## [Excerpted records]
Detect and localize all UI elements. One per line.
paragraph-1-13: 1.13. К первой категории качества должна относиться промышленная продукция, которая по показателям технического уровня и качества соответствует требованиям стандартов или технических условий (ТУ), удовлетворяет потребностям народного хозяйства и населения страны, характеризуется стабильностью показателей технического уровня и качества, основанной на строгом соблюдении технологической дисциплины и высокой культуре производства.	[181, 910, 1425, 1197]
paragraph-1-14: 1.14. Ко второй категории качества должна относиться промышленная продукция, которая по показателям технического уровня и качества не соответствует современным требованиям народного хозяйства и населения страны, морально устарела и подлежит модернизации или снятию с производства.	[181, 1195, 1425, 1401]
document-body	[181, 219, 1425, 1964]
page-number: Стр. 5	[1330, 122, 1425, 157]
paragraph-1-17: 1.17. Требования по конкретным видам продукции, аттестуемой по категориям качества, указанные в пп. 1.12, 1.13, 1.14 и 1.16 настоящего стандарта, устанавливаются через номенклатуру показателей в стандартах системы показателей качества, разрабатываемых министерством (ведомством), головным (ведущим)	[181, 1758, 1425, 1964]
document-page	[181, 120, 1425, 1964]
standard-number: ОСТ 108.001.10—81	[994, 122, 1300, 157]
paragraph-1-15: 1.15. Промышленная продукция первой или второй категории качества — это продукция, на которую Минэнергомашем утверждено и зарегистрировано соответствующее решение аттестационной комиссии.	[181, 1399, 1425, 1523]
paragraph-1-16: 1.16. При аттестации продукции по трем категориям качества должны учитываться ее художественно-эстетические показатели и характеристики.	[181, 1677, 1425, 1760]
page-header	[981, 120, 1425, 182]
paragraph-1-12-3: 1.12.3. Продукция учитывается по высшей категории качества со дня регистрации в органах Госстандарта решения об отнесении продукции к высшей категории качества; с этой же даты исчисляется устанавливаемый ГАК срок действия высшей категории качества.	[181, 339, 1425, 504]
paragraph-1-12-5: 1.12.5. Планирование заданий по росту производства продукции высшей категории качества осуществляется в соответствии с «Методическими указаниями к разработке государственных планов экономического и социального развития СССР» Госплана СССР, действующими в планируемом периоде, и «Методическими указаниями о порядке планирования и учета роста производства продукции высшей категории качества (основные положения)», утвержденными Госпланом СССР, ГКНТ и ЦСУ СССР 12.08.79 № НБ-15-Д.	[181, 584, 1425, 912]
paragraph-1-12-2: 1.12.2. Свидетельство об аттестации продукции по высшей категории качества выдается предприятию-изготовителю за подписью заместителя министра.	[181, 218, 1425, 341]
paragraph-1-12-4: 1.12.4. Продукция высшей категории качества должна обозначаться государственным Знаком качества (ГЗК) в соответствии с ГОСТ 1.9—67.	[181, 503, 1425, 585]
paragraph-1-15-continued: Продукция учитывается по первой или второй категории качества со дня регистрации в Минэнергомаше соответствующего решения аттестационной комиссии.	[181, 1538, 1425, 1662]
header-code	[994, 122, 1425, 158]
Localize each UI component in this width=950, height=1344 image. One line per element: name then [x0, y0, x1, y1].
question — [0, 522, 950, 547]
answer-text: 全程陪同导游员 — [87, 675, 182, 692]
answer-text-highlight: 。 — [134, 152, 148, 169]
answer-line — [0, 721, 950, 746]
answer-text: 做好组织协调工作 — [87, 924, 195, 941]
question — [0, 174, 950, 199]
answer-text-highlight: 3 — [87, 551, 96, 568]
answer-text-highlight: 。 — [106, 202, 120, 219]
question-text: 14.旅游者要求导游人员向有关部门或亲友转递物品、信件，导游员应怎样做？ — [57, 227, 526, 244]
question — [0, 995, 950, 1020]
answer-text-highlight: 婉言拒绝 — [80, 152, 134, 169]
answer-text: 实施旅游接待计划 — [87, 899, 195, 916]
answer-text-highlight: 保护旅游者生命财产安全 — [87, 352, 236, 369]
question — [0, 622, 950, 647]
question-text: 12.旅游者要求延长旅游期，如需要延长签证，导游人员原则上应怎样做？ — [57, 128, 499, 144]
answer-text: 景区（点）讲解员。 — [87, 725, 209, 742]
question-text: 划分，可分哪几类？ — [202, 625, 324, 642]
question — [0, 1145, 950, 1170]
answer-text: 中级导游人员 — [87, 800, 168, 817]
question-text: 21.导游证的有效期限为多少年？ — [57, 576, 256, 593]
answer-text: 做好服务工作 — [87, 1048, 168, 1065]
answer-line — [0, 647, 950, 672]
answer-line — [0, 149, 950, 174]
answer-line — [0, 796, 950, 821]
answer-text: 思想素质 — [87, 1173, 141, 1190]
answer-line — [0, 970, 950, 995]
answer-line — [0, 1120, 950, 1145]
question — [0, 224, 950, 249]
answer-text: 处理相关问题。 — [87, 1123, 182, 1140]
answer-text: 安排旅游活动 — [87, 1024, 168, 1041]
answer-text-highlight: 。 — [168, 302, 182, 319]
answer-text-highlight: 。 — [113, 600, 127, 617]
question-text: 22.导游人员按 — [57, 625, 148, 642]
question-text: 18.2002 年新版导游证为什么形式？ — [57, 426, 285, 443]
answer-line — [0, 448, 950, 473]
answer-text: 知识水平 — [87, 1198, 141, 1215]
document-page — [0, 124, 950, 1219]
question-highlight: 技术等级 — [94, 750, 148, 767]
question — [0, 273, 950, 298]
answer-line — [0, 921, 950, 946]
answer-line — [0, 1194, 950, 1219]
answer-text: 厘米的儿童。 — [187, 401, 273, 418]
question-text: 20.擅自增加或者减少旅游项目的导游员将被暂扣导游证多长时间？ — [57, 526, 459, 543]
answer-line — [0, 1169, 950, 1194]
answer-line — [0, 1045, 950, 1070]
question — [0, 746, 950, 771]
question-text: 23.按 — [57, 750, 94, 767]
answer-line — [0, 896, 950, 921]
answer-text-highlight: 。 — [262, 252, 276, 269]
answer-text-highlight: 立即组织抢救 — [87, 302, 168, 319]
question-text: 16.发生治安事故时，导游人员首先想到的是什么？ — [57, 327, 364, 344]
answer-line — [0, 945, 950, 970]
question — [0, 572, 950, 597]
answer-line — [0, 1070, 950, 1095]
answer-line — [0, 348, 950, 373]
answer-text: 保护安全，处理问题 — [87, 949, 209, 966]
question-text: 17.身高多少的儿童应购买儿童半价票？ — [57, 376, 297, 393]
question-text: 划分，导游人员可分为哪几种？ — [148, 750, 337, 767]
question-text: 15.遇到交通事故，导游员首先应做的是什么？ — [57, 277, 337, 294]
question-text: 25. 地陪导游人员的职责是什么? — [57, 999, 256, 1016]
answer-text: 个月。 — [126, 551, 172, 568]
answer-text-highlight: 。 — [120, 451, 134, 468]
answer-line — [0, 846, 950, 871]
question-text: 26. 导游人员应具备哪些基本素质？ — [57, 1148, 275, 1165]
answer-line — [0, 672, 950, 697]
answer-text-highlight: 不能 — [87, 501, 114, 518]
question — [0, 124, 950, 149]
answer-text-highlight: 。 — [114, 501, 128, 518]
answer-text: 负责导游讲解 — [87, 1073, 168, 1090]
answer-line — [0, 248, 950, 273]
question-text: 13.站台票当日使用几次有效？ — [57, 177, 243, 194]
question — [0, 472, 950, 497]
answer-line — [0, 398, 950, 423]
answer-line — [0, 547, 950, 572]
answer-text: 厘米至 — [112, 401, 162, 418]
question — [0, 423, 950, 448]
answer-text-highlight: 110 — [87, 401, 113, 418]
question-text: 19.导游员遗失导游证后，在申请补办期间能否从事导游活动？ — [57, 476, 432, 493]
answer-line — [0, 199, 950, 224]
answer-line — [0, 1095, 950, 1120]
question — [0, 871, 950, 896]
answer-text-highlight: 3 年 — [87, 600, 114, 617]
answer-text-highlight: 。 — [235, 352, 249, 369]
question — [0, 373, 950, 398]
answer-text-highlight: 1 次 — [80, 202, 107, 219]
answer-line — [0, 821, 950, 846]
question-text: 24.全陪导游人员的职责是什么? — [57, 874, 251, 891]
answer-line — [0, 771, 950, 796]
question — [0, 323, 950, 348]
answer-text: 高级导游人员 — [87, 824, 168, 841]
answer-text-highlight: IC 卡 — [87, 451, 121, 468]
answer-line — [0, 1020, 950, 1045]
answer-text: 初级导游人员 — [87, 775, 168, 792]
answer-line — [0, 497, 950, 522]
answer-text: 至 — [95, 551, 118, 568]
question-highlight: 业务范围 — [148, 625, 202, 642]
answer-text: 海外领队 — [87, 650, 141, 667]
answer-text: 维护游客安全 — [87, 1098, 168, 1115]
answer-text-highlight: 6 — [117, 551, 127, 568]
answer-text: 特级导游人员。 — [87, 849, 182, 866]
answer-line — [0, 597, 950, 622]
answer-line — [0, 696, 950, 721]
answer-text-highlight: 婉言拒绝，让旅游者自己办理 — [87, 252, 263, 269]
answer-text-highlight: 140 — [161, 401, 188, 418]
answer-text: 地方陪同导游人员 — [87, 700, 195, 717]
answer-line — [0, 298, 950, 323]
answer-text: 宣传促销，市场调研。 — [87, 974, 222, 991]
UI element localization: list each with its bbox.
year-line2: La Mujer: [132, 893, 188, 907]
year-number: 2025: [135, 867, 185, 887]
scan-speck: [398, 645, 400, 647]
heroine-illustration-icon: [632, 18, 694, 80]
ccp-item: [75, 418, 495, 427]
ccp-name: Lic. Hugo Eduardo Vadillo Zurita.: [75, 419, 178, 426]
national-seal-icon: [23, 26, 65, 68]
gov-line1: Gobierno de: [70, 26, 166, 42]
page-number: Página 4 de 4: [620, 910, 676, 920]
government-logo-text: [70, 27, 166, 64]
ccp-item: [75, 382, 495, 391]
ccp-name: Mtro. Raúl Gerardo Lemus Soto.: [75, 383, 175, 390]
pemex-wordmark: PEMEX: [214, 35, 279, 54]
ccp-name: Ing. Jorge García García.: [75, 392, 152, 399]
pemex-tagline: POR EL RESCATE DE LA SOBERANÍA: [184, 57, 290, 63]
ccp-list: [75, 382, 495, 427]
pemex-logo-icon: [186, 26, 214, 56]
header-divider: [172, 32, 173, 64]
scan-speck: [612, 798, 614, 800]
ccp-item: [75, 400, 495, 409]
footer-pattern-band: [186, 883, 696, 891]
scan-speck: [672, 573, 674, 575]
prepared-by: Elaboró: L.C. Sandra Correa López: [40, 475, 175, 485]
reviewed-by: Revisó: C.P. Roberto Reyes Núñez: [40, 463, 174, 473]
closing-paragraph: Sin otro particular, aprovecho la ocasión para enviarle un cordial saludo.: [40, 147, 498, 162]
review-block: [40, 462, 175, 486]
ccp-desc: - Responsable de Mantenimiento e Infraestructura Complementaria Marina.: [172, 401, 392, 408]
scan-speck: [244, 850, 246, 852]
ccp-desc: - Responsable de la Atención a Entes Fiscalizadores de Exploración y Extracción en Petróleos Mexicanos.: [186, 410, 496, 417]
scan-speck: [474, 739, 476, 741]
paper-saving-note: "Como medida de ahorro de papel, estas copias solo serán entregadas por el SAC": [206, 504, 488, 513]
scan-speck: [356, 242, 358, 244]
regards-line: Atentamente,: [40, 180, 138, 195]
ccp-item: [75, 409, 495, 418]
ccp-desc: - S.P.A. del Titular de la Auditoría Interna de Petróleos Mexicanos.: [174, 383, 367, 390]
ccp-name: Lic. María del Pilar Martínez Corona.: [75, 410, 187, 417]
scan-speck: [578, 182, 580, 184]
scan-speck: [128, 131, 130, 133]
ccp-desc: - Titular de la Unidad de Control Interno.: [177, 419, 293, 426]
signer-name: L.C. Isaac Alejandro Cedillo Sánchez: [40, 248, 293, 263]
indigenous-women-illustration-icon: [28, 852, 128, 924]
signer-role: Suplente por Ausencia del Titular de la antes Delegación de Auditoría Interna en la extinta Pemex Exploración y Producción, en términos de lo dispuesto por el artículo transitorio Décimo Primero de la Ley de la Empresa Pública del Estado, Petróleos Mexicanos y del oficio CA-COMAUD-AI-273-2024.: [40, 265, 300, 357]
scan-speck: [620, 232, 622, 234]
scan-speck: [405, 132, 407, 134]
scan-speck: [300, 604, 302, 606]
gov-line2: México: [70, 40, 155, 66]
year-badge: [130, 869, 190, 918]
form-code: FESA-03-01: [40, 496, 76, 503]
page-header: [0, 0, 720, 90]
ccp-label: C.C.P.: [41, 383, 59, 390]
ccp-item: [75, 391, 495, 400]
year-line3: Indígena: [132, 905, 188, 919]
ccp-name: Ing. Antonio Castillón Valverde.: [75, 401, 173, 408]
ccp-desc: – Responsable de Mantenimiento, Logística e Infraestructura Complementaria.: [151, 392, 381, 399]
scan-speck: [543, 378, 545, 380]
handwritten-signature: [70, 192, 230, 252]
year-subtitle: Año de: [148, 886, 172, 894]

## [Task brief]
Work out how many lines of the records contain the string "Infraestructura", with case counting, and reply with that number alone.

## [Answer to this task]
2